[Task instructions] What follows is a set of records; repeat all of them exactly.

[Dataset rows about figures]
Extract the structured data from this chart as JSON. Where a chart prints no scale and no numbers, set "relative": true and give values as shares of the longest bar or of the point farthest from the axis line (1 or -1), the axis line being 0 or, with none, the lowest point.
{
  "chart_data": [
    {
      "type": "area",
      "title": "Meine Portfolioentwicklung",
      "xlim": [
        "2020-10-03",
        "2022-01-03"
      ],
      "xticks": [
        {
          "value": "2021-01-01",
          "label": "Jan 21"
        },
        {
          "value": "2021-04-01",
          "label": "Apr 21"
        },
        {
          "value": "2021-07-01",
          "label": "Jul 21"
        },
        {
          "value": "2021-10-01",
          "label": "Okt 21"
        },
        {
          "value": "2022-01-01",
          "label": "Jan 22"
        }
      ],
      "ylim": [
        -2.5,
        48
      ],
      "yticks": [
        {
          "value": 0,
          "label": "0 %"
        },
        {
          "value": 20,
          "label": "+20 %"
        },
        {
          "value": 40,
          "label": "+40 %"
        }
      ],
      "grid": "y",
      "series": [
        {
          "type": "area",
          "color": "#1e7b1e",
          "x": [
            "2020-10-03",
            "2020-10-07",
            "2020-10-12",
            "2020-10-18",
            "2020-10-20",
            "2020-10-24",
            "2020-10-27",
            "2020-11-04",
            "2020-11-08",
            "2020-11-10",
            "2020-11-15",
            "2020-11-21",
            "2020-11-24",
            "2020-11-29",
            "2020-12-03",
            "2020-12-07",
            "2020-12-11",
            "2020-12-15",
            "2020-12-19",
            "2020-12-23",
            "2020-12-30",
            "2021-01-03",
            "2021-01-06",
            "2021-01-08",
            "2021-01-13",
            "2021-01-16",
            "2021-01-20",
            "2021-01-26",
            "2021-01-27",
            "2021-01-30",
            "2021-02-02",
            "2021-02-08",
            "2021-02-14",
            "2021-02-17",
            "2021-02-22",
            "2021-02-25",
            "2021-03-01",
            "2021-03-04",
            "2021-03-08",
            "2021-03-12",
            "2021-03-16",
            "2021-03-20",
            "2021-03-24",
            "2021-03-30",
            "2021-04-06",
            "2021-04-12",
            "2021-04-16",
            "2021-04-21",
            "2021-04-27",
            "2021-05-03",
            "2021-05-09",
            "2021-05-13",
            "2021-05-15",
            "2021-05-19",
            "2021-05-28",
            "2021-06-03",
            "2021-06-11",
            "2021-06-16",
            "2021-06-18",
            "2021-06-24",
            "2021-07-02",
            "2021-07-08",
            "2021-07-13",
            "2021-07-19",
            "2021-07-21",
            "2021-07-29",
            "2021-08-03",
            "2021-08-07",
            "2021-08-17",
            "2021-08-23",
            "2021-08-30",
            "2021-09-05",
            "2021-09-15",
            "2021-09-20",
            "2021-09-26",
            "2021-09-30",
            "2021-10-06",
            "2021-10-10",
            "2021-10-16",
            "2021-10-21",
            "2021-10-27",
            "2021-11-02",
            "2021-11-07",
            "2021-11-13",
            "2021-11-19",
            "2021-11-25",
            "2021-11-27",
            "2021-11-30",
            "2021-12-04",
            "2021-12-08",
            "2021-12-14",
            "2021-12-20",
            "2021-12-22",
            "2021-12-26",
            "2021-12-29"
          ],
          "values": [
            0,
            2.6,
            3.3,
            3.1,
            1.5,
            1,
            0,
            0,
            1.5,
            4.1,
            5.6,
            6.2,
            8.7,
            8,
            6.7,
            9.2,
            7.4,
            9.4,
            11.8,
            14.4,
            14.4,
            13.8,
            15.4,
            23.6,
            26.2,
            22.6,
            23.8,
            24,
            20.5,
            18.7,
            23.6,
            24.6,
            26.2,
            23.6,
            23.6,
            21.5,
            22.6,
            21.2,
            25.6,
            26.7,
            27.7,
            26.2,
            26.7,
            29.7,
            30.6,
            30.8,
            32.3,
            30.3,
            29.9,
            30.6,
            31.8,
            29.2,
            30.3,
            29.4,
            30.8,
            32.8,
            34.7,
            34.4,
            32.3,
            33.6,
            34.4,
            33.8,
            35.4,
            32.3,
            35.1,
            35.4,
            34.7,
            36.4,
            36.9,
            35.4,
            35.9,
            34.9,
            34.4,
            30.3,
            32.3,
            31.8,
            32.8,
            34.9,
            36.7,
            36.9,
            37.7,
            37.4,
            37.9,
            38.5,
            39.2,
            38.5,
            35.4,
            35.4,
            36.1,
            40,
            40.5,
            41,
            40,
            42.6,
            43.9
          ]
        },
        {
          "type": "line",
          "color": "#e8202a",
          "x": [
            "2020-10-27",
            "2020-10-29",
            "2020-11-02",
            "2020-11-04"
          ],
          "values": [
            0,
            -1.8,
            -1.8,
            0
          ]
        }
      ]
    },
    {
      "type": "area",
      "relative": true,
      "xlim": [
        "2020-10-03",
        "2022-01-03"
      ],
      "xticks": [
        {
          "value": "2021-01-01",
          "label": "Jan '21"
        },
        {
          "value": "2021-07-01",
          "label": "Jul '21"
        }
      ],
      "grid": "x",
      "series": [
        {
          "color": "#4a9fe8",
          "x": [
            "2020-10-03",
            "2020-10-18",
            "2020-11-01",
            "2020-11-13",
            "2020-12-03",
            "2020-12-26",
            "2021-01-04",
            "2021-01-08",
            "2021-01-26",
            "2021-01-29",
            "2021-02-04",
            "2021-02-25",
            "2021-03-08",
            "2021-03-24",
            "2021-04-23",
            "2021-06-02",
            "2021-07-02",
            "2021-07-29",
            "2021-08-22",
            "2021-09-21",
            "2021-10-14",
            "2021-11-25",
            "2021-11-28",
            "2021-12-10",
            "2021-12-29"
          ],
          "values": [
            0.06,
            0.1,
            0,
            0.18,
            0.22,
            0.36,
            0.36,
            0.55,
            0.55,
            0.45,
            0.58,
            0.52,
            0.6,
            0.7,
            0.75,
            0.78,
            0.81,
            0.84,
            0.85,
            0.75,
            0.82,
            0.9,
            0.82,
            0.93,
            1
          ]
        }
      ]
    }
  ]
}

[Exercise result]
Extract the structured data from this chart as JSON. Where a chart prints no scale and no numbers, set "relative": true and give values as shares of the longest bar or of the point farthest from the axis line (1 or -1), the axis line being 0 or, with none, the lowest point.
{
  "chart_data": [
    {
      "type": "area",
      "title": "Meine Portfolioentwicklung",
      "xlim": [
        "2020-10-03",
        "2022-01-03"
      ],
      "xticks": [
        {
          "value": "2021-01-01",
          "label": "Jan 21"
        },
        {
          "value": "2021-04-01",
          "label": "Apr 21"
        },
        {
          "value": "2021-07-01",
          "label": "Jul 21"
        },
        {
          "value": "2021-10-01",
          "label": "Okt 21"
        },
        {
          "value": "2022-01-01",
          "label": "Jan 22"
        }
      ],
      "ylim": [
        -2.5,
        48
      ],
      "yticks": [
        {
          "value": 0,
          "label": "0 %"
        },
        {
          "value": 20,
          "label": "+20 %"
        },
        {
          "value": 40,
          "label": "+40 %"
        }
      ],
      "grid": "y",
      "series": [
        {
          "type": "area",
          "color": "#1e7b1e",
          "x": [
            "2020-10-03",
            "2020-10-07",
            "2020-10-12",
            "2020-10-18",
            "2020-10-20",
            "2020-10-24",
            "2020-10-27",
            "2020-11-04",
            "2020-11-08",
            "2020-11-10",
            "2020-11-15",
            "2020-11-21",
            "2020-11-24",
            "2020-11-29",
            "2020-12-03",
            "2020-12-07",
            "2020-12-11",
            "2020-12-15",
            "2020-12-19",
            "2020-12-23",
            "2020-12-30",
            "2021-01-03",
            "2021-01-06",
            "2021-01-08",
            "2021-01-13",
            "2021-01-16",
            "2021-01-20",
            "2021-01-26",
            "2021-01-27",
            "2021-01-30",
            "2021-02-02",
            "2021-02-08",
            "2021-02-14",
            "2021-02-17",
            "2021-02-22",
            "2021-02-25",
            "2021-03-01",
            "2021-03-04",
            "2021-03-08",
            "2021-03-12",
            "2021-03-16",
            "2021-03-20",
            "2021-03-24",
            "2021-03-30",
            "2021-04-06",
            "2021-04-12",
            "2021-04-16",
            "2021-04-21",
            "2021-04-27",
            "2021-05-03",
            "2021-05-09",
            "2021-05-13",
            "2021-05-15",
            "2021-05-19",
            "2021-05-28",
            "2021-06-03",
            "2021-06-11",
            "2021-06-16",
            "2021-06-18",
            "2021-06-24",
            "2021-07-02",
            "2021-07-08",
            "2021-07-13",
            "2021-07-19",
            "2021-07-21",
            "2021-07-29",
            "2021-08-03",
            "2021-08-07",
            "2021-08-17",
            "2021-08-23",
            "2021-08-30",
            "2021-09-05",
            "2021-09-15",
            "2021-09-20",
            "2021-09-26",
            "2021-09-30",
            "2021-10-06",
            "2021-10-10",
            "2021-10-16",
            "2021-10-21",
            "2021-10-27",
            "2021-11-02",
            "2021-11-07",
            "2021-11-13",
            "2021-11-19",
            "2021-11-25",
            "2021-11-27",
            "2021-11-30",
            "2021-12-04",
            "2021-12-08",
            "2021-12-14",
            "2021-12-20",
            "2021-12-22",
            "2021-12-26",
            "2021-12-29"
          ],
          "values": [
            0,
            2.6,
            3.3,
            3.1,
            1.5,
            1,
            0,
            0,
            1.5,
            4.1,
            5.6,
            6.2,
            8.7,
            8,
            6.7,
            9.2,
            7.4,
            9.4,
            11.8,
            14.4,
            14.4,
            13.8,
            15.4,
            23.6,
            26.2,
            22.6,
            23.8,
            24,
            20.5,
            18.7,
            23.6,
            24.6,
            26.2,
            23.6,
            23.6,
            21.5,
            22.6,
            21.2,
            25.6,
            26.7,
            27.7,
            26.2,
            26.7,
            29.7,
            30.6,
            30.8,
            32.3,
            30.3,
            29.9,
            30.6,
            31.8,
            29.2,
            30.3,
            29.4,
            30.8,
            32.8,
            34.7,
            34.4,
            32.3,
            33.6,
            34.4,
            33.8,
            35.4,
            32.3,
            35.1,
            35.4,
            34.7,
            36.4,
            36.9,
            35.4,
            35.9,
            34.9,
            34.4,
            30.3,
            32.3,
            31.8,
            32.8,
            34.9,
            36.7,
            36.9,
            37.7,
            37.4,
            37.9,
            38.5,
            39.2,
            38.5,
            35.4,
            35.4,
            36.1,
            40,
            40.5,
            41,
            40,
            42.6,
            43.9
          ]
        },
        {
          "type": "line",
          "color": "#e8202a",
          "x": [
            "2020-10-27",
            "2020-10-29",
            "2020-11-02",
            "2020-11-04"
          ],
          "values": [
            0,
            -1.8,
            -1.8,
            0
          ]
        }
      ]
    },
    {
      "type": "area",
      "relative": true,
      "xlim": [
        "2020-10-03",
        "2022-01-03"
      ],
      "xticks": [
        {
          "value": "2021-01-01",
          "label": "Jan '21"
        },
        {
          "value": "2021-07-01",
          "label": "Jul '21"
        }
      ],
      "grid": "x",
      "series": [
        {
          "color": "#4a9fe8",
          "x": [
            "2020-10-03",
            "2020-10-18",
            "2020-11-01",
            "2020-11-13",
            "2020-12-03",
            "2020-12-26",
            "2021-01-04",
            "2021-01-08",
            "2021-01-26",
            "2021-01-29",
            "2021-02-04",
            "2021-02-25",
            "2021-03-08",
            "2021-03-24",
            "2021-04-23",
            "2021-06-02",
            "2021-07-02",
            "2021-07-29",
            "2021-08-22",
            "2021-09-21",
            "2021-10-14",
            "2021-11-25",
            "2021-11-28",
            "2021-12-10",
            "2021-12-29"
          ],
          "values": [
            0.06,
            0.1,
            0,
            0.18,
            0.22,
            0.36,
            0.36,
            0.55,
            0.55,
            0.45,
            0.58,
            0.52,
            0.6,
            0.7,
            0.75,
            0.78,
            0.81,
            0.84,
            0.85,
            0.75,
            0.82,
            0.9,
            0.82,
            0.93,
            1
          ]
        }
      ]
    }
  ]
}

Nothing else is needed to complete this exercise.